== Requirement ==
Transcribe every line of the listing below without any deviation.

Extracted records:
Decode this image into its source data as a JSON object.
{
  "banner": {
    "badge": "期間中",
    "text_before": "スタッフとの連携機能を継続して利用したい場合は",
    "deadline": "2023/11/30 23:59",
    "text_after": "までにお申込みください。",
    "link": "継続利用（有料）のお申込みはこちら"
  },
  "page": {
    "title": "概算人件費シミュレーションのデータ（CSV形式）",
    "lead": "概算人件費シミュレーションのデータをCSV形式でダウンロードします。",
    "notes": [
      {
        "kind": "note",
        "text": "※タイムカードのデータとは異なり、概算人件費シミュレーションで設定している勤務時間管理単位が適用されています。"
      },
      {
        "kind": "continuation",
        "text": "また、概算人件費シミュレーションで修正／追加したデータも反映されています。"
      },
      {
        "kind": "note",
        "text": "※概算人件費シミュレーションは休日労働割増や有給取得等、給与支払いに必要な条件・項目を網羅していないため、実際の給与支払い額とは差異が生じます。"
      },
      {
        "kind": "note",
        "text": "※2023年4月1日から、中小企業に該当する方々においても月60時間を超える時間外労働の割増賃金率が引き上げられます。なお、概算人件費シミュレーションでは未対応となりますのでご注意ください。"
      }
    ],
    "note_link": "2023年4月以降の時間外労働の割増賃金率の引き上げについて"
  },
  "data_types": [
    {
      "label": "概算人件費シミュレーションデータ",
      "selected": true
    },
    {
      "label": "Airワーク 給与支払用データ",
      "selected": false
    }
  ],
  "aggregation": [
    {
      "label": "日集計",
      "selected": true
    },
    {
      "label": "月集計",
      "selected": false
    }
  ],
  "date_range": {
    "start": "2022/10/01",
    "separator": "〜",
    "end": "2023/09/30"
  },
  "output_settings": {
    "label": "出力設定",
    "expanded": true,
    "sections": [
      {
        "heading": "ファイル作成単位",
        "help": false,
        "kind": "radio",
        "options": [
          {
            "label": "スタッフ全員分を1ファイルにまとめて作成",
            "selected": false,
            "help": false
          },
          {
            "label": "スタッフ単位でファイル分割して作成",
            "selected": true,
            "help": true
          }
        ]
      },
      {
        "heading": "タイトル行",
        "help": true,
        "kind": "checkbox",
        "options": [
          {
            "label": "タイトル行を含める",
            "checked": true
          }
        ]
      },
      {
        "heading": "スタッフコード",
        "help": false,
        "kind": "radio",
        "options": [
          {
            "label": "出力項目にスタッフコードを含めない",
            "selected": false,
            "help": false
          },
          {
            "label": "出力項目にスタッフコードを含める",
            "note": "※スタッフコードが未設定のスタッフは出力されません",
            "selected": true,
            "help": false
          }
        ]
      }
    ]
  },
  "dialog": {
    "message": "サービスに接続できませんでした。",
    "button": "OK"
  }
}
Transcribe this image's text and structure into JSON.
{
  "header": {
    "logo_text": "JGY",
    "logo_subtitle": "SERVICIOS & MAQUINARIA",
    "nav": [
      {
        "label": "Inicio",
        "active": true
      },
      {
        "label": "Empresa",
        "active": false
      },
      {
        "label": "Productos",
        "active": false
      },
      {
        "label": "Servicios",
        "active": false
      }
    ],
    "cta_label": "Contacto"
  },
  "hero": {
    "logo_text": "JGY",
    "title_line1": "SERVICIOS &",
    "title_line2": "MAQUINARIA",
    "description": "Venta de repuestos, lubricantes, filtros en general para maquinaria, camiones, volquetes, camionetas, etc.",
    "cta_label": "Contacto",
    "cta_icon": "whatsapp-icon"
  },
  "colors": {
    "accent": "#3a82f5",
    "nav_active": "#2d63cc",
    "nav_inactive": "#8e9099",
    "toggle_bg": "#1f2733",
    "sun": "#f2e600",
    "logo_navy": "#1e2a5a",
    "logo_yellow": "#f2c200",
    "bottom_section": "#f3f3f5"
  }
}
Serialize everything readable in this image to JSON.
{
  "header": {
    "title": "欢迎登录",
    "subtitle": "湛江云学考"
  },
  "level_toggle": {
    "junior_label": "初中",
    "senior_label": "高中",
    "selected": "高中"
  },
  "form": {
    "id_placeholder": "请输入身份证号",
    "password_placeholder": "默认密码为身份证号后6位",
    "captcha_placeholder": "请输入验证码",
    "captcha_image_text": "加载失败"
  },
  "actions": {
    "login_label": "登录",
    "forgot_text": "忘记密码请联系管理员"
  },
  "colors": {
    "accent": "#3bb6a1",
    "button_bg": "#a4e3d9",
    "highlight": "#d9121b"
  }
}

== Correct answer ==
Decode this image into its source data as a JSON object.
{
  "banner": {
    "badge": "期間中",
    "text_before": "スタッフとの連携機能を継続して利用したい場合は",
    "deadline": "2023/11/30 23:59",
    "text_after": "までにお申込みください。",
    "link": "継続利用（有料）のお申込みはこちら"
  },
  "page": {
    "title": "概算人件費シミュレーションのデータ（CSV形式）",
    "lead": "概算人件費シミュレーションのデータをCSV形式でダウンロードします。",
    "notes": [
      {
        "kind": "note",
        "text": "※タイムカードのデータとは異なり、概算人件費シミュレーションで設定している勤務時間管理単位が適用されています。"
      },
      {
        "kind": "continuation",
        "text": "また、概算人件費シミュレーションで修正／追加したデータも反映されています。"
      },
      {
        "kind": "note",
        "text": "※概算人件費シミュレーションは休日労働割増や有給取得等、給与支払いに必要な条件・項目を網羅していないため、実際の給与支払い額とは差異が生じます。"
      },
      {
        "kind": "note",
        "text": "※2023年4月1日から、中小企業に該当する方々においても月60時間を超える時間外労働の割増賃金率が引き上げられます。なお、概算人件費シミュレーションでは未対応となりますのでご注意ください。"
      }
    ],
    "note_link": "2023年4月以降の時間外労働の割増賃金率の引き上げについて"
  },
  "data_types": [
    {
      "label": "概算人件費シミュレーションデータ",
      "selected": true
    },
    {
      "label": "Airワーク 給与支払用データ",
      "selected": false
    }
  ],
  "aggregation": [
    {
      "label": "日集計",
      "selected": true
    },
    {
      "label": "月集計",
      "selected": false
    }
  ],
  "date_range": {
    "start": "2022/10/01",
    "separator": "〜",
    "end": "2023/09/30"
  },
  "output_settings": {
    "label": "出力設定",
    "expanded": true,
    "sections": [
      {
        "heading": "ファイル作成単位",
        "help": false,
        "kind": "radio",
        "options": [
          {
            "label": "スタッフ全員分を1ファイルにまとめて作成",
            "selected": false,
            "help": false
          },
          {
            "label": "スタッフ単位でファイル分割して作成",
            "selected": true,
            "help": true
          }
        ]
      },
      {
        "heading": "タイトル行",
        "help": true,
        "kind": "checkbox",
        "options": [
          {
            "label": "タイトル行を含める",
            "checked": true
          }
        ]
      },
      {
        "heading": "スタッフコード",
        "help": false,
        "kind": "radio",
        "options": [
          {
            "label": "出力項目にスタッフコードを含めない",
            "selected": false,
            "help": false
          },
          {
            "label": "出力項目にスタッフコードを含める",
            "note": "※スタッフコードが未設定のスタッフは出力されません",
            "selected": true,
            "help": false
          }
        ]
      }
    ]
  },
  "dialog": {
    "message": "サービスに接続できませんでした。",
    "button": "OK"
  }
}
Transcribe this image's text and structure into JSON.
{
  "header": {
    "logo_text": "JGY",
    "logo_subtitle": "SERVICIOS & MAQUINARIA",
    "nav": [
      {
        "label": "Inicio",
        "active": true
      },
      {
        "label": "Empresa",
        "active": false
      },
      {
        "label": "Productos",
        "active": false
      },
      {
        "label": "Servicios",
        "active": false
      }
    ],
    "cta_label": "Contacto"
  },
  "hero": {
    "logo_text": "JGY",
    "title_line1": "SERVICIOS &",
    "title_line2": "MAQUINARIA",
    "description": "Venta de repuestos, lubricantes, filtros en general para maquinaria, camiones, volquetes, camionetas, etc.",
    "cta_label": "Contacto",
    "cta_icon": "whatsapp-icon"
  },
  "colors": {
    "accent": "#3a82f5",
    "nav_active": "#2d63cc",
    "nav_inactive": "#8e9099",
    "toggle_bg": "#1f2733",
    "sun": "#f2e600",
    "logo_navy": "#1e2a5a",
    "logo_yellow": "#f2c200",
    "bottom_section": "#f3f3f5"
  }
}
Serialize everything readable in this image to JSON.
{
  "header": {
    "title": "欢迎登录",
    "subtitle": "湛江云学考"
  },
  "level_toggle": {
    "junior_label": "初中",
    "senior_label": "高中",
    "selected": "高中"
  },
  "form": {
    "id_placeholder": "请输入身份证号",
    "password_placeholder": "默认密码为身份证号后6位",
    "captcha_placeholder": "请输入验证码",
    "captcha_image_text": "加载失败"
  },
  "actions": {
    "login_label": "登录",
    "forgot_text": "忘记密码请联系管理员"
  },
  "colors": {
    "accent": "#3bb6a1",
    "button_bg": "#a4e3d9",
    "highlight": "#d9121b"
  }
}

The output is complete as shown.